──────── Available data ────────

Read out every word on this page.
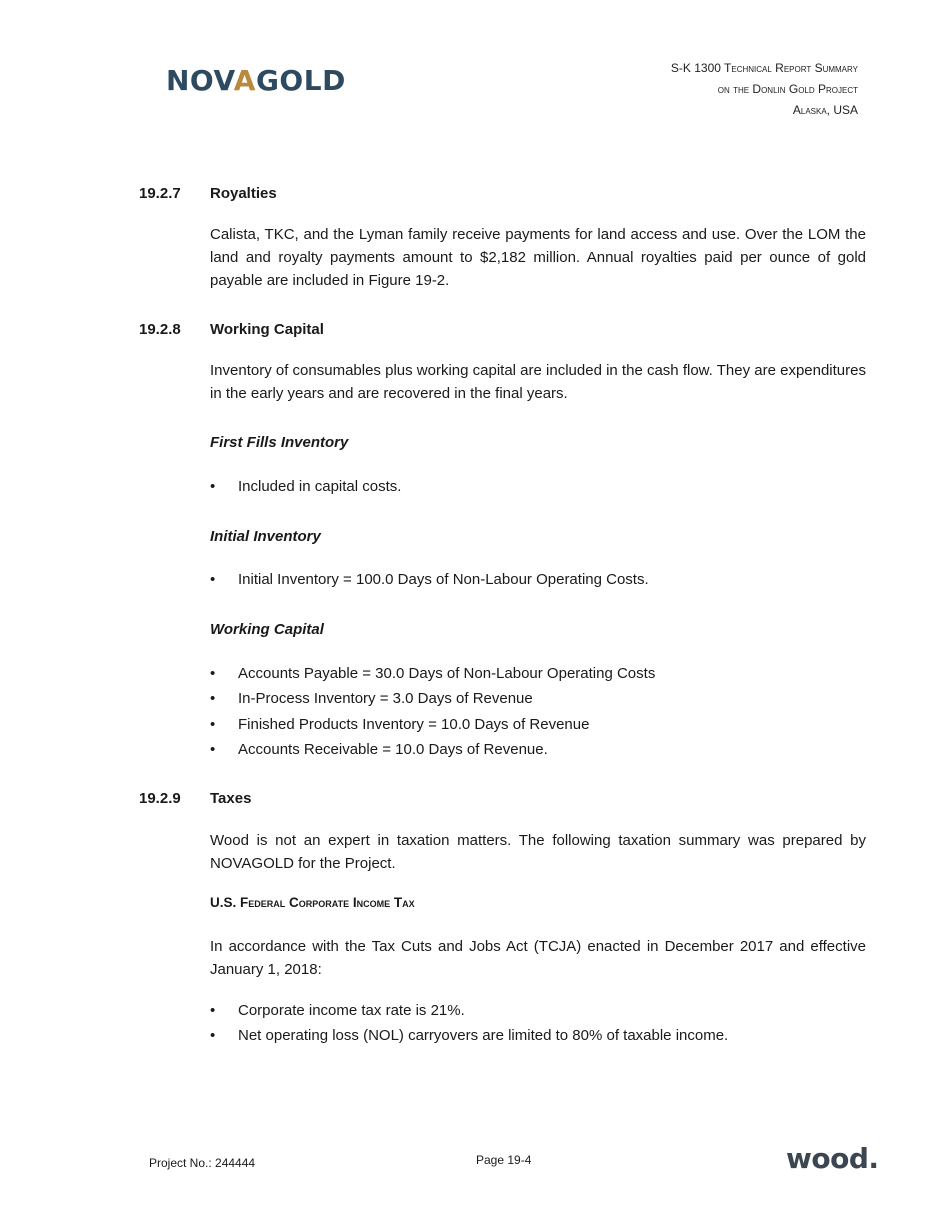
NOVAGOLD	S-K 1300 Technical Report Summary
on the Donlin Gold Project
Alaska, USA
19.2.7 Royalties
Calista, TKC, and the Lyman family receive payments for land access and use. Over the LOM the land and royalty payments amount to $2,182 million. Annual royalties paid per ounce of gold payable are included in Figure 19-2.
19.2.8 Working Capital
Inventory of consumables plus working capital are included in the cash flow. They are expenditures in the early years and are recovered in the final years.
First Fills Inventory
• Included in capital costs.
Initial Inventory
• Initial Inventory = 100.0 Days of Non-Labour Operating Costs.
Working Capital
• Accounts Payable = 30.0 Days of Non-Labour Operating Costs
• In-Process Inventory = 3.0 Days of Revenue
• Finished Products Inventory = 10.0 Days of Revenue
• Accounts Receivable = 10.0 Days of Revenue.
19.2.9 Taxes
Wood is not an expert in taxation matters. The following taxation summary was prepared by NOVAGOLD for the Project.
U.S. Federal Corporate Income Tax
In accordance with the Tax Cuts and Jobs Act (TCJA) enacted in December 2017 and effective January 1, 2018:
• Corporate income tax rate is 21%.
• Net operating loss (NOL) carryovers are limited to 80% of taxable income.
Project No.: 244444	Page 19-4	wood.
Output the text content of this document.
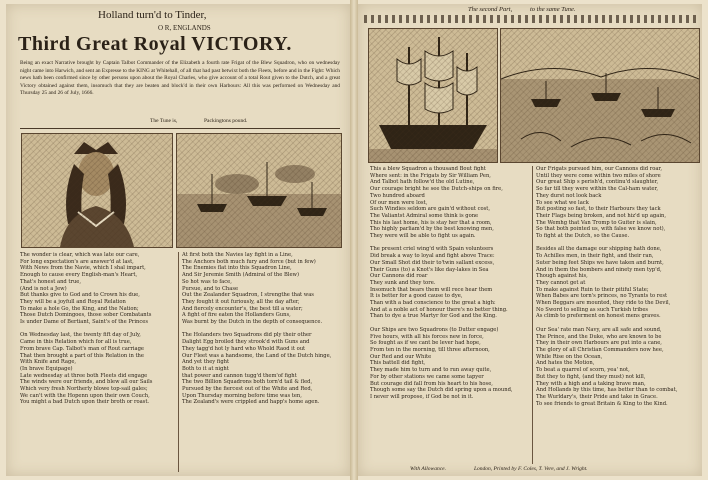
Holland turn'd to Tinder,
O R, ENGLANDS
Third Great Royal VICTORY.
Being an exact Narrative brought by Captain Talbot Commander of the Elizabeth a fourth rate Frigat of the Blew Squadron, who on wednesday night came into Harwich, and sent an Expresse to the KING at Whitehall, of all that had past betwixt both the Fleets, before and in the Fight: Which news hath been confirmed since by other persons upon about the Royal Charles, who give account of a total Rout given to the Dutch, and a great Victory obtained against them, insomuch that they are beaten and block'd in their own Harbours: All this was performed on Wednesday and Thursday 25 and 26 of July, 1666.
The Tune is,	Packingtons pound.
The wonder is clear, which was late our care,
For long expectation's are answer'd at last,
With News from the Navie, which I shal impart,
Enough to cause every English-man's Heart,
That's honest and true,
(And is not a Jew)
But thanks give to God and to Crown his due,
They will be a joyfull and Royal Relation
To make a hole Go, the King, and the Nation;
Those Dutch Domingoes, those sober Combatants
Is under Dame of Bertiant, Saint's of the Princes

On Wednesday last, the twenty fift day of July,
Came in this Relation which for all is true,
From brave Cap. Talbot's man of Rout carriage
That then brought a part of this Relation in the
With Knife and Rage,
(In brave Equipage)
Late wednesday at three both Fleets did engage
The winds were our friends, and blew all our Sails
Which very fresh Northerly blowe top-sail gales;
We can't with the Hopenn upon their own Couch,
You might a bad Dutch upon their broth or roast.
At first both the Navies lay fight in a Line,
The Anchors both much fury and force (but in few)
The Enemies flat into this Squadron Line,
And Sir Jeremie Smith (Admiral of the Blew)
So hot was to face,
Pursue, and to Chase
Out the Zealander Squadron, I strengthe that was
They fought it out furiously, all the day after,
And fiercely encounter's, the best till a water;
A fight of fire eaten the Hollanders Guns,
Was burnt by the Dutch in the depth of consequence.

The Holanders two Squadrons did ply their other
Dalight Egg broiled they strook'd with Guns and
They tagg'd hot ly hard who Whold Raod it out
Our Fleet was a handsome, the Land of the Dutch hinge,
And yet they fight
Both to it at night
that power and cannon tugg'd them'of fight
The two Billion Squadrons both torn'd tail & fled,
Pursued by the fiercest out of the White and Red,
Upon Thursday morning before time was ten,
The Zealand's were crippled and happ's home agen.
The second Part,	to the same Tune.
This a blew Squadron a thousand Bout fight
Where sent: in the Frigats by Sir William Pen,
And Talbot hath follow'd the old Lutine,
Our courage bright he see the Dutch-ships on fire,
Two hundred aboard
Of our men were lost,
Such Windies seldom are gain'd without cost,
The Valiantst Admiral some think is gone
This his last home, his is stay her that a room,
Tho highly parliam'd by the best knowing men,
They were will be able to fight us again.

The present criel wing'd with Spain volunteers
Did break a way to loyal and fight above Trace:
Our Small Shot did their to'twin sallant excess,
Their Guns (to) a Knot's like day-lakes in Sea
Our Cannons did roar
They sunk and they tore.
Insomuch that bears them will rece hear them
It is better for a good cause to dye,
Than with a bad conscience to the great a high:
And at a noble act of honour there's no better thing.
Than to dye a true Martyr for God and the King.

Our Ships are two Squadrons (to Dutter engage)
Five hours, with all his forces new in force,
So fought as if we cant be lever had hope,
From ten in the morning, till three afternoon,
Our Red and our White
This battell did fight,
They made him to turn and to run away quite,
For by other stations we came some tapyer
But courage did fall from his heart to his hose,
Though some say the Dutch did spring upon a mound,
I never will propose, if God be not in it.
Our Frigats pursued him, our Cannons did roar,
Until they were come within two miles of shore
Our great Ship s perish'd, continu'd slaughter,
So far till they were within the Cal-ham water,
They durst not look back
To see what we lack
But posting so fast, to their Harbours they tack
Their Flags being broken, and not hiz'd up again,
The Wemhg that Van Tromp to Guiter is slain,
So that both pointed us, with false we know not),
To fight at the Dutch, so the Cause.

Besides all the damage our shipping hath done,
To Achilles men, in their fight, and their ran,
Suter being feet Ships we have taken and burnt,
And in them the bombers and ninety men typ'd,
Though against his,
They cannot get at
To make against Ruin to their pitiful State;
When Babes are torn's princes, no Tyrants to rest
When Beggars are mounted, they ride to the Devil,
No Sword to selling as such Turkish tribes
As climb to preferment on honest mens graves.

Our Sea' rate man Navy, are all safe and sound,
The Prince, and the Duke, who are known to be
They in their own Harbours are put into a cane,
The glory of all Christian Commanders now hee,
While Rise on the Ocean,
And hates the Motion,
To beat a quarrel of scorn, yea' not,
But they to fight, (and they must) not kill,
They with a high and a taking brave man,
And Hollands by this time, has better than to combat,
The Wurldary's, their Pride and take in Grace.
To see friends to great Britain & King to the Kind.
With Allowance.	London, Printed by F. Coles, T. Vere, and J. Wright.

────────

→ The task: Quote the data above in full, leaving out the pictures it holds.

→ Expected answer:
Read out every word on this page.
NOVAGOLD	S-K 1300 Technical Report Summary
on the Donlin Gold Project
Alaska, USA
19.2.7 Royalties
Calista, TKC, and the Lyman family receive payments for land access and use. Over the LOM the land and royalty payments amount to $2,182 million. Annual royalties paid per ounce of gold payable are included in Figure 19-2.
19.2.8 Working Capital
Inventory of consumables plus working capital are included in the cash flow. They are expenditures in the early years and are recovered in the final years.
First Fills Inventory
• Included in capital costs.
Initial Inventory
• Initial Inventory = 100.0 Days of Non-Labour Operating Costs.
Working Capital
• Accounts Payable = 30.0 Days of Non-Labour Operating Costs
• In-Process Inventory = 3.0 Days of Revenue
• Finished Products Inventory = 10.0 Days of Revenue
• Accounts Receivable = 10.0 Days of Revenue.
19.2.9 Taxes
Wood is not an expert in taxation matters. The following taxation summary was prepared by NOVAGOLD for the Project.
U.S. Federal Corporate Income Tax
In accordance with the Tax Cuts and Jobs Act (TCJA) enacted in December 2017 and effective January 1, 2018:
• Corporate income tax rate is 21%.
• Net operating loss (NOL) carryovers are limited to 80% of taxable income.
Project No.: 244444	Page 19-4	wood.
Output the text content of this document.
Holland turn'd to Tinder,
O R, ENGLANDS
Third Great Royal VICTORY.
Being an exact Narrative brought by Captain Talbot Commander of the Elizabeth a fourth rate Frigat of the Blew Squadron, who on wednesday night came into Harwich, and sent an Expresse to the KING at Whitehall, of all that had past betwixt both the Fleets, before and in the Fight: Which news hath been confirmed since by other persons upon about the Royal Charles, who give account of a total Rout given to the Dutch, and a great Victory obtained against them, insomuch that they are beaten and block'd in their own Harbours: All this was performed on Wednesday and Thursday 25 and 26 of July, 1666.
The Tune is,	Packingtons pound.
The wonder is clear, which was late our care,
For long expectation's are answer'd at last,
With News from the Navie, which I shal impart,
Enough to cause every English-man's Heart,
That's honest and true,
(And is not a Jew)
But thanks give to God and to Crown his due,
They will be a joyfull and Royal Relation
To make a hole Go, the King, and the Nation;
Those Dutch Domingoes, those sober Combatants
Is under Dame of Bertiant, Saint's of the Princes

On Wednesday last, the twenty fift day of July,
Came in this Relation which for all is true,
From brave Cap. Talbot's man of Rout carriage
That then brought a part of this Relation in the
With Knife and Rage,
(In brave Equipage)
Late wednesday at three both Fleets did engage
The winds were our friends, and blew all our Sails
Which very fresh Northerly blowe top-sail gales;
We can't with the Hopenn upon their own Couch,
You might a bad Dutch upon their broth or roast.
At first both the Navies lay fight in a Line,
The Anchors both much fury and force (but in few)
The Enemies flat into this Squadron Line,
And Sir Jeremie Smith (Admiral of the Blew)
So hot was to face,
Pursue, and to Chase
Out the Zealander Squadron, I strengthe that was
They fought it out furiously, all the day after,
And fiercely encounter's, the best till a water;
A fight of fire eaten the Hollanders Guns,
Was burnt by the Dutch in the depth of consequence.

The Holanders two Squadrons did ply their other
Dalight Egg broiled they strook'd with Guns and
They tagg'd hot ly hard who Whold Raod it out
Our Fleet was a handsome, the Land of the Dutch hinge,
And yet they fight
Both to it at night
that power and cannon tugg'd them'of fight
The two Billion Squadrons both torn'd tail & fled,
Pursued by the fiercest out of the White and Red,
Upon Thursday morning before time was ten,
The Zealand's were crippled and happ's home agen.
The second Part,	to the same Tune.
This a blew Squadron a thousand Bout fight
Where sent: in the Frigats by Sir William Pen,
And Talbot hath follow'd the old Lutine,
Our courage bright he see the Dutch-ships on fire,
Two hundred aboard
Of our men were lost,
Such Windies seldom are gain'd without cost,
The Valiantst Admiral some think is gone
This his last home, his is stay her that a room,
Tho highly parliam'd by the best knowing men,
They were will be able to fight us again.

The present criel wing'd with Spain volunteers
Did break a way to loyal and fight above Trace:
Our Small Shot did their to'twin sallant excess,
Their Guns (to) a Knot's like day-lakes in Sea
Our Cannons did roar
They sunk and they tore.
Insomuch that bears them will rece hear them
It is better for a good cause to dye,
Than with a bad conscience to the great a high:
And at a noble act of honour there's no better thing.
Than to dye a true Martyr for God and the King.

Our Ships are two Squadrons (to Dutter engage)
Five hours, with all his forces new in force,
So fought as if we cant be lever had hope,
From ten in the morning, till three afternoon,
Our Red and our White
This battell did fight,
They made him to turn and to run away quite,
For by other stations we came some tapyer
But courage did fall from his heart to his hose,
Though some say the Dutch did spring upon a mound,
I never will propose, if God be not in it.
Our Frigats pursued him, our Cannons did roar,
Until they were come within two miles of shore
Our great Ship s perish'd, continu'd slaughter,
So far till they were within the Cal-ham water,
They durst not look back
To see what we lack
But posting so fast, to their Harbours they tack
Their Flags being broken, and not hiz'd up again,
The Wemhg that Van Tromp to Guiter is slain,
So that both pointed us, with false we know not),
To fight at the Dutch, so the Cause.

Besides all the damage our shipping hath done,
To Achilles men, in their fight, and their ran,
Suter being feet Ships we have taken and burnt,
And in them the bombers and ninety men typ'd,
Though against his,
They cannot get at
To make against Ruin to their pitiful State;
When Babes are torn's princes, no Tyrants to rest
When Beggars are mounted, they ride to the Devil,
No Sword to selling as such Turkish tribes
As climb to preferment on honest mens graves.

Our Sea' rate man Navy, are all safe and sound,
The Prince, and the Duke, who are known to be
They in their own Harbours are put into a cane,
The glory of all Christian Commanders now hee,
While Rise on the Ocean,
And hates the Motion,
To beat a quarrel of scorn, yea' not,
But they to fight, (and they must) not kill,
They with a high and a taking brave man,
And Hollands by this time, has better than to combat,
The Wurldary's, their Pride and take in Grace.
To see friends to great Britain & King to the Kind.
With Allowance.	London, Printed by F. Coles, T. Vere, and J. Wright.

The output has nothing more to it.